*Aim of the exercise*
Could you copy every line of the records below word for word, leaving the pictures out?

*Records provided*
================

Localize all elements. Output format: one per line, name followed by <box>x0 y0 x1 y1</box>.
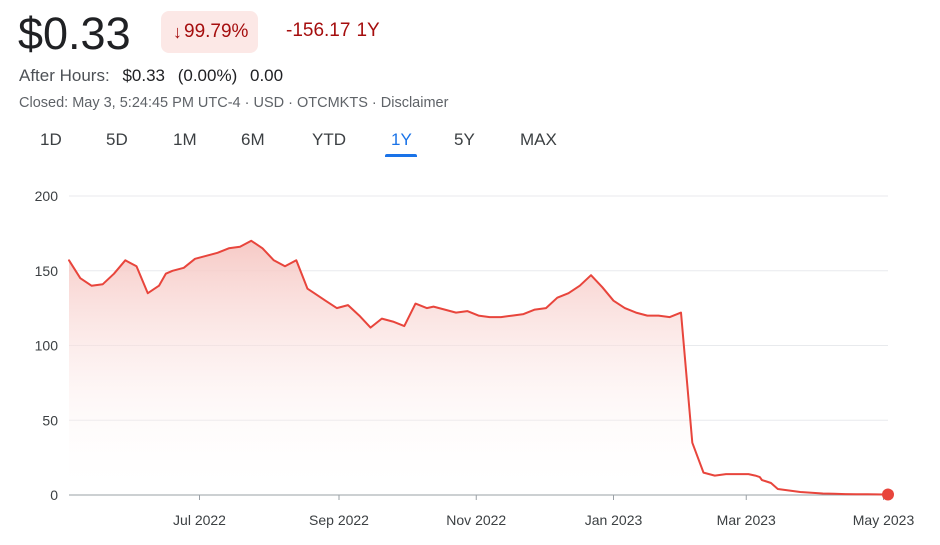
end-marker-group <box>882 488 894 501</box>
x-tick-label: Jul 2022 <box>173 512 226 528</box>
y-tick-label: 200 <box>35 188 59 204</box>
x-tick-label: May 2023 <box>853 512 915 528</box>
x-tick-label: Sep 2022 <box>309 512 369 528</box>
tab-5y[interactable]: 5Y <box>454 130 475 149</box>
change-summary: -156.17 1Y <box>286 20 380 42</box>
after-hours-percent: (0.00%) <box>177 66 238 85</box>
after-hours-change: 0.00 <box>249 66 284 85</box>
price-chart[interactable]: Jul 2022 Sep 2022 Nov 2022 Jan 2023 Mar 2023… <box>0 170 940 545</box>
change-period: 1Y <box>356 20 380 41</box>
y-tick-label: 0 <box>50 487 58 503</box>
percent-change-badge: ↓ 99.79% <box>161 11 259 53</box>
arrow-down-icon: ↓ <box>173 21 182 42</box>
y-tick-label: 150 <box>35 263 59 279</box>
tab-1y[interactable]: 1Y <box>391 130 412 149</box>
x-tick-label: Nov 2022 <box>446 512 506 528</box>
current-price: $0.33 <box>18 8 131 59</box>
tab-5d[interactable]: 5D <box>106 130 128 149</box>
tab-1m[interactable]: 1M <box>173 130 197 149</box>
y-axis: 0 50 100 150 200 <box>35 188 59 503</box>
after-hours-price: $0.33 <box>122 66 165 85</box>
tab-ytd[interactable]: YTD <box>312 130 346 149</box>
tab-6m[interactable]: 6M <box>241 130 265 149</box>
price-line <box>68 239 889 496</box>
after-hours-row: After Hours: $0.33 (0.00%) 0.00 <box>19 66 291 86</box>
y-tick-label: 100 <box>35 338 59 354</box>
change-value: -156.17 <box>286 20 351 41</box>
active-tab-indicator <box>385 154 417 157</box>
x-axis: Jul 2022 Sep 2022 Nov 2022 Jan 2023 Mar 2023… <box>173 495 914 528</box>
after-hours-label: After Hours: <box>19 66 110 85</box>
market-status-line: Closed: May 3, 5:24:45 PM UTC-4 · USD · … <box>19 95 449 111</box>
last-price-marker <box>882 488 894 501</box>
y-tick-label: 50 <box>42 412 58 428</box>
price-area-fill <box>69 240 888 495</box>
price-line-group <box>68 239 889 496</box>
percent-change-value: 99.79% <box>184 21 249 42</box>
tab-1d[interactable]: 1D <box>40 130 62 149</box>
price-area <box>69 240 888 495</box>
x-tick-label: Mar 2023 <box>717 512 776 528</box>
x-tick-label: Jan 2023 <box>585 512 643 528</box>
tab-max[interactable]: MAX <box>520 130 557 149</box>
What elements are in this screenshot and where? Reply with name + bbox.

================

*Complete answer*
Localize all elements. Output format: one per line, name followed by <box>x0 y0 x1 y1</box>.
end-marker-group <box>882 488 894 501</box>
x-tick-label: Jul 2022 <box>173 512 226 528</box>
y-tick-label: 200 <box>35 188 59 204</box>
x-tick-label: May 2023 <box>853 512 915 528</box>
x-tick-label: Sep 2022 <box>309 512 369 528</box>
tab-5y[interactable]: 5Y <box>454 130 475 149</box>
change-summary: -156.17 1Y <box>286 20 380 42</box>
after-hours-percent: (0.00%) <box>177 66 238 85</box>
after-hours-change: 0.00 <box>249 66 284 85</box>
price-chart[interactable]: Jul 2022 Sep 2022 Nov 2022 Jan 2023 Mar 2023… <box>0 170 940 545</box>
change-period: 1Y <box>356 20 380 41</box>
y-tick-label: 0 <box>50 487 58 503</box>
percent-change-badge: ↓ 99.79% <box>161 11 259 53</box>
arrow-down-icon: ↓ <box>173 21 182 42</box>
y-tick-label: 150 <box>35 263 59 279</box>
tab-1y[interactable]: 1Y <box>391 130 412 149</box>
x-tick-label: Nov 2022 <box>446 512 506 528</box>
current-price: $0.33 <box>18 8 131 59</box>
tab-5d[interactable]: 5D <box>106 130 128 149</box>
tab-1m[interactable]: 1M <box>173 130 197 149</box>
y-axis: 0 50 100 150 200 <box>35 188 59 503</box>
after-hours-price: $0.33 <box>122 66 165 85</box>
tab-ytd[interactable]: YTD <box>312 130 346 149</box>
tab-6m[interactable]: 6M <box>241 130 265 149</box>
price-line <box>68 239 889 496</box>
after-hours-row: After Hours: $0.33 (0.00%) 0.00 <box>19 66 291 86</box>
y-tick-label: 100 <box>35 338 59 354</box>
change-value: -156.17 <box>286 20 351 41</box>
active-tab-indicator <box>385 154 417 157</box>
x-axis: Jul 2022 Sep 2022 Nov 2022 Jan 2023 Mar 2023… <box>173 495 914 528</box>
after-hours-label: After Hours: <box>19 66 110 85</box>
market-status-line: Closed: May 3, 5:24:45 PM UTC-4 · USD · … <box>19 95 449 111</box>
last-price-marker <box>882 488 894 501</box>
y-tick-label: 50 <box>42 412 58 428</box>
price-area-fill <box>69 240 888 495</box>
price-line-group <box>68 239 889 496</box>
percent-change-value: 99.79% <box>184 21 249 42</box>
tab-1d[interactable]: 1D <box>40 130 62 149</box>
price-area <box>69 240 888 495</box>
x-tick-label: Mar 2023 <box>717 512 776 528</box>
x-tick-label: Jan 2023 <box>585 512 643 528</box>
tab-max[interactable]: MAX <box>520 130 557 149</box>
What elements are in this screenshot and where? Reply with name + bbox.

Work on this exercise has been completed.